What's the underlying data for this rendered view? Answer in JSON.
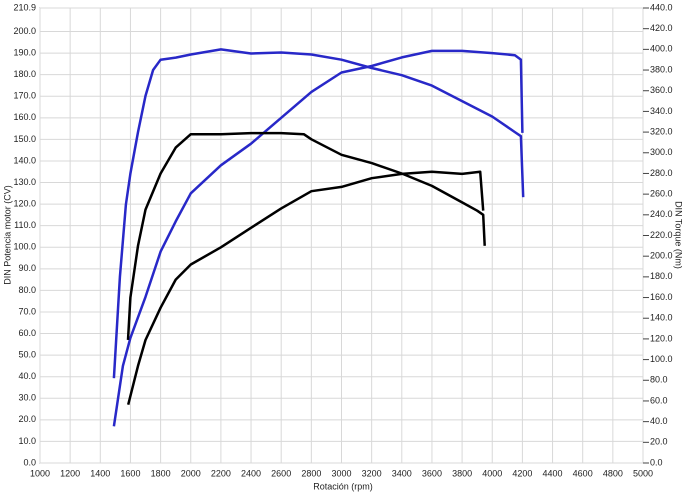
{
  "chart_data": {
    "type": "line",
    "xlabel": "Rotación (rpm)",
    "ylabel": "DIN Potencia motor (CV)",
    "y2label": "DIN Torque (Nm)",
    "xlim": [
      1000,
      5000
    ],
    "xticks": [
      1000,
      1200,
      1400,
      1600,
      1800,
      2000,
      2200,
      2400,
      2600,
      2800,
      3000,
      3200,
      3400,
      3600,
      3800,
      4000,
      4200,
      4400,
      4600,
      4800,
      5000
    ],
    "ylim": [
      0,
      210.9
    ],
    "yticks": [
      {
        "value": 0,
        "label": "0.0"
      },
      {
        "value": 10,
        "label": "10.0"
      },
      {
        "value": 20,
        "label": "20.0"
      },
      {
        "value": 30,
        "label": "30.0"
      },
      {
        "value": 40,
        "label": "40.0"
      },
      {
        "value": 50,
        "label": "50.0"
      },
      {
        "value": 60,
        "label": "60.0"
      },
      {
        "value": 70,
        "label": "70.0"
      },
      {
        "value": 80,
        "label": "80.0"
      },
      {
        "value": 90,
        "label": "90.0"
      },
      {
        "value": 100,
        "label": "100.0"
      },
      {
        "value": 110,
        "label": "110.0"
      },
      {
        "value": 120,
        "label": "120.0"
      },
      {
        "value": 130,
        "label": "130.0"
      },
      {
        "value": 140,
        "label": "140.0"
      },
      {
        "value": 150,
        "label": "150.0"
      },
      {
        "value": 160,
        "label": "160.0"
      },
      {
        "value": 170,
        "label": "170.0"
      },
      {
        "value": 180,
        "label": "180.0"
      },
      {
        "value": 190,
        "label": "190.0"
      },
      {
        "value": 200,
        "label": "200.0"
      },
      210.9
    ],
    "y2lim": [
      0,
      440
    ],
    "y2ticks": [
      {
        "value": 0,
        "label": "0.0"
      },
      {
        "value": 20,
        "label": "20.0"
      },
      {
        "value": 40,
        "label": "40.0"
      },
      {
        "value": 60,
        "label": "60.0"
      },
      {
        "value": 80,
        "label": "80.0"
      },
      {
        "value": 100,
        "label": "100.0"
      },
      {
        "value": 120,
        "label": "120.0"
      },
      {
        "value": 140,
        "label": "140.0"
      },
      {
        "value": 160,
        "label": "160.0"
      },
      {
        "value": 180,
        "label": "180.0"
      },
      {
        "value": 200,
        "label": "200.0"
      },
      {
        "value": 220,
        "label": "220.0"
      },
      {
        "value": 240,
        "label": "240.0"
      },
      {
        "value": 260,
        "label": "260.0"
      },
      {
        "value": 280,
        "label": "280.0"
      },
      {
        "value": 300,
        "label": "300.0"
      },
      {
        "value": 320,
        "label": "320.0"
      },
      {
        "value": 340,
        "label": "340.0"
      },
      {
        "value": 360,
        "label": "360.0"
      },
      {
        "value": 380,
        "label": "380.0"
      },
      {
        "value": 400,
        "label": "400.0"
      },
      {
        "value": 420,
        "label": "420.0"
      },
      {
        "value": 440,
        "label": "440.0"
      }
    ],
    "grid": true,
    "series": [
      {
        "color": "#2828c8",
        "x": [
          1490,
          1550,
          1600,
          1700,
          1800,
          1900,
          2000,
          2200,
          2400,
          2600,
          2800,
          3000,
          3200,
          3400,
          3600,
          3800,
          4000,
          4150,
          4190,
          4200
        ],
        "values": [
          17,
          45,
          58,
          77,
          98,
          112,
          125,
          138,
          148,
          160,
          172,
          181,
          184,
          188,
          191,
          191,
          190,
          189,
          187,
          153
        ]
      },
      {
        "color": "#2828c8",
        "axis": "y2",
        "x": [
          1490,
          1530,
          1570,
          1600,
          1650,
          1700,
          1750,
          1800,
          1900,
          2000,
          2200,
          2400,
          2600,
          2800,
          3000,
          3200,
          3400,
          3600,
          3800,
          4000,
          4150,
          4190,
          4205
        ],
        "values": [
          82,
          180,
          250,
          280,
          320,
          355,
          380,
          390,
          392,
          395,
          400,
          396,
          397,
          395,
          390,
          382,
          375,
          365,
          350,
          335,
          320,
          316,
          257
        ]
      },
      {
        "color": "#000000",
        "x": [
          1585,
          1650,
          1700,
          1800,
          1900,
          2000,
          2200,
          2400,
          2600,
          2800,
          3000,
          3200,
          3400,
          3600,
          3800,
          3920,
          3940
        ],
        "values": [
          27,
          45,
          57,
          72,
          85,
          92,
          100,
          109,
          118,
          126,
          128,
          132,
          134,
          135,
          134,
          135,
          117
        ]
      },
      {
        "color": "#000000",
        "axis": "y2",
        "x": [
          1584,
          1600,
          1650,
          1700,
          1800,
          1900,
          2000,
          2200,
          2400,
          2600,
          2750,
          2800,
          3000,
          3200,
          3400,
          3600,
          3800,
          3900,
          3940,
          3950
        ],
        "values": [
          119,
          160,
          210,
          245,
          280,
          305,
          318,
          318,
          319,
          319,
          318,
          313,
          298,
          290,
          280,
          268,
          252,
          244,
          240,
          210
        ]
      }
    ]
  }
}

Directions for this task => Go through the entries above and print each one exactly, minus the pictures.

Result =>
What's the underlying data for this rendered view? Answer in JSON.
{
  "chart_data": {
    "type": "line",
    "xlabel": "Rotación (rpm)",
    "ylabel": "DIN Potencia motor (CV)",
    "y2label": "DIN Torque (Nm)",
    "xlim": [
      1000,
      5000
    ],
    "xticks": [
      1000,
      1200,
      1400,
      1600,
      1800,
      2000,
      2200,
      2400,
      2600,
      2800,
      3000,
      3200,
      3400,
      3600,
      3800,
      4000,
      4200,
      4400,
      4600,
      4800,
      5000
    ],
    "ylim": [
      0,
      210.9
    ],
    "yticks": [
      {
        "value": 0,
        "label": "0.0"
      },
      {
        "value": 10,
        "label": "10.0"
      },
      {
        "value": 20,
        "label": "20.0"
      },
      {
        "value": 30,
        "label": "30.0"
      },
      {
        "value": 40,
        "label": "40.0"
      },
      {
        "value": 50,
        "label": "50.0"
      },
      {
        "value": 60,
        "label": "60.0"
      },
      {
        "value": 70,
        "label": "70.0"
      },
      {
        "value": 80,
        "label": "80.0"
      },
      {
        "value": 90,
        "label": "90.0"
      },
      {
        "value": 100,
        "label": "100.0"
      },
      {
        "value": 110,
        "label": "110.0"
      },
      {
        "value": 120,
        "label": "120.0"
      },
      {
        "value": 130,
        "label": "130.0"
      },
      {
        "value": 140,
        "label": "140.0"
      },
      {
        "value": 150,
        "label": "150.0"
      },
      {
        "value": 160,
        "label": "160.0"
      },
      {
        "value": 170,
        "label": "170.0"
      },
      {
        "value": 180,
        "label": "180.0"
      },
      {
        "value": 190,
        "label": "190.0"
      },
      {
        "value": 200,
        "label": "200.0"
      },
      210.9
    ],
    "y2lim": [
      0,
      440
    ],
    "y2ticks": [
      {
        "value": 0,
        "label": "0.0"
      },
      {
        "value": 20,
        "label": "20.0"
      },
      {
        "value": 40,
        "label": "40.0"
      },
      {
        "value": 60,
        "label": "60.0"
      },
      {
        "value": 80,
        "label": "80.0"
      },
      {
        "value": 100,
        "label": "100.0"
      },
      {
        "value": 120,
        "label": "120.0"
      },
      {
        "value": 140,
        "label": "140.0"
      },
      {
        "value": 160,
        "label": "160.0"
      },
      {
        "value": 180,
        "label": "180.0"
      },
      {
        "value": 200,
        "label": "200.0"
      },
      {
        "value": 220,
        "label": "220.0"
      },
      {
        "value": 240,
        "label": "240.0"
      },
      {
        "value": 260,
        "label": "260.0"
      },
      {
        "value": 280,
        "label": "280.0"
      },
      {
        "value": 300,
        "label": "300.0"
      },
      {
        "value": 320,
        "label": "320.0"
      },
      {
        "value": 340,
        "label": "340.0"
      },
      {
        "value": 360,
        "label": "360.0"
      },
      {
        "value": 380,
        "label": "380.0"
      },
      {
        "value": 400,
        "label": "400.0"
      },
      {
        "value": 420,
        "label": "420.0"
      },
      {
        "value": 440,
        "label": "440.0"
      }
    ],
    "grid": true,
    "series": [
      {
        "color": "#2828c8",
        "x": [
          1490,
          1550,
          1600,
          1700,
          1800,
          1900,
          2000,
          2200,
          2400,
          2600,
          2800,
          3000,
          3200,
          3400,
          3600,
          3800,
          4000,
          4150,
          4190,
          4200
        ],
        "values": [
          17,
          45,
          58,
          77,
          98,
          112,
          125,
          138,
          148,
          160,
          172,
          181,
          184,
          188,
          191,
          191,
          190,
          189,
          187,
          153
        ]
      },
      {
        "color": "#2828c8",
        "axis": "y2",
        "x": [
          1490,
          1530,
          1570,
          1600,
          1650,
          1700,
          1750,
          1800,
          1900,
          2000,
          2200,
          2400,
          2600,
          2800,
          3000,
          3200,
          3400,
          3600,
          3800,
          4000,
          4150,
          4190,
          4205
        ],
        "values": [
          82,
          180,
          250,
          280,
          320,
          355,
          380,
          390,
          392,
          395,
          400,
          396,
          397,
          395,
          390,
          382,
          375,
          365,
          350,
          335,
          320,
          316,
          257
        ]
      },
      {
        "color": "#000000",
        "x": [
          1585,
          1650,
          1700,
          1800,
          1900,
          2000,
          2200,
          2400,
          2600,
          2800,
          3000,
          3200,
          3400,
          3600,
          3800,
          3920,
          3940
        ],
        "values": [
          27,
          45,
          57,
          72,
          85,
          92,
          100,
          109,
          118,
          126,
          128,
          132,
          134,
          135,
          134,
          135,
          117
        ]
      },
      {
        "color": "#000000",
        "axis": "y2",
        "x": [
          1584,
          1600,
          1650,
          1700,
          1800,
          1900,
          2000,
          2200,
          2400,
          2600,
          2750,
          2800,
          3000,
          3200,
          3400,
          3600,
          3800,
          3900,
          3940,
          3950
        ],
        "values": [
          119,
          160,
          210,
          245,
          280,
          305,
          318,
          318,
          319,
          319,
          318,
          313,
          298,
          290,
          280,
          268,
          252,
          244,
          240,
          210
        ]
      }
    ]
  }
}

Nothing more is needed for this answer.